== Exercise data
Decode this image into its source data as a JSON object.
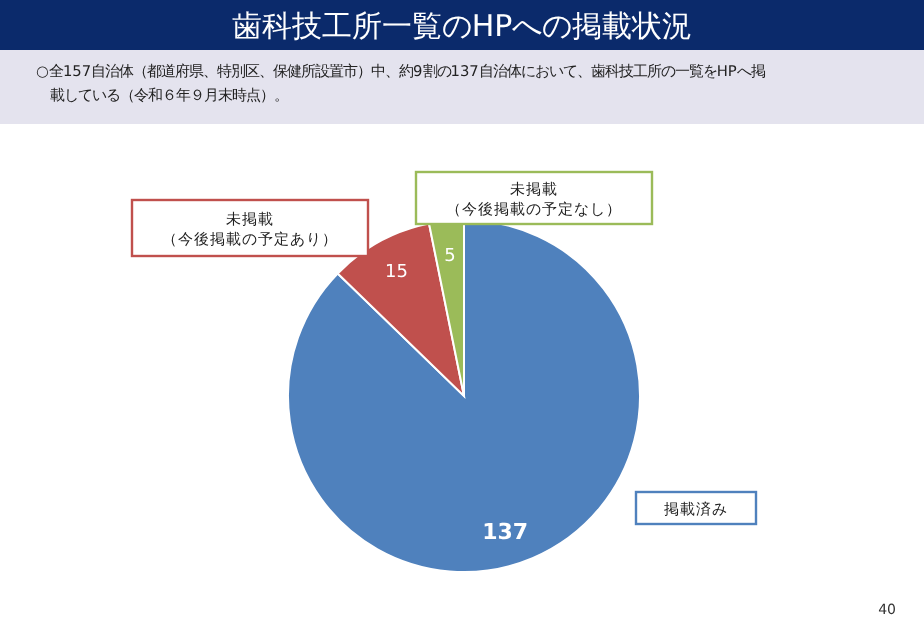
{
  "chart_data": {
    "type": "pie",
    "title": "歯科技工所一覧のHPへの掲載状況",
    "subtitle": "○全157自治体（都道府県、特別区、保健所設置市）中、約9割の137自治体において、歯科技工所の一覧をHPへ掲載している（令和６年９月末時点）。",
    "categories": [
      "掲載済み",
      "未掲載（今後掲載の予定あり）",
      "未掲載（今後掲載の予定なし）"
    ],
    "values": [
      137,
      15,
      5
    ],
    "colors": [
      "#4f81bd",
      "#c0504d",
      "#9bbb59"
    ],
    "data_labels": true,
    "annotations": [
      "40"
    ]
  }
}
====
- The request: Transcribe the listing in full and omit the pictures.

- Finished answer:
Decode this image into its source data as a JSON object.
{
  "chart_data": {
    "type": "pie",
    "title": "歯科技工所一覧のHPへの掲載状況",
    "subtitle": "○全157自治体（都道府県、特別区、保健所設置市）中、約9割の137自治体において、歯科技工所の一覧をHPへ掲載している（令和６年９月末時点）。",
    "categories": [
      "掲載済み",
      "未掲載（今後掲載の予定あり）",
      "未掲載（今後掲載の予定なし）"
    ],
    "values": [
      137,
      15,
      5
    ],
    "colors": [
      "#4f81bd",
      "#c0504d",
      "#9bbb59"
    ],
    "data_labels": true,
    "annotations": [
      "40"
    ]
  }
}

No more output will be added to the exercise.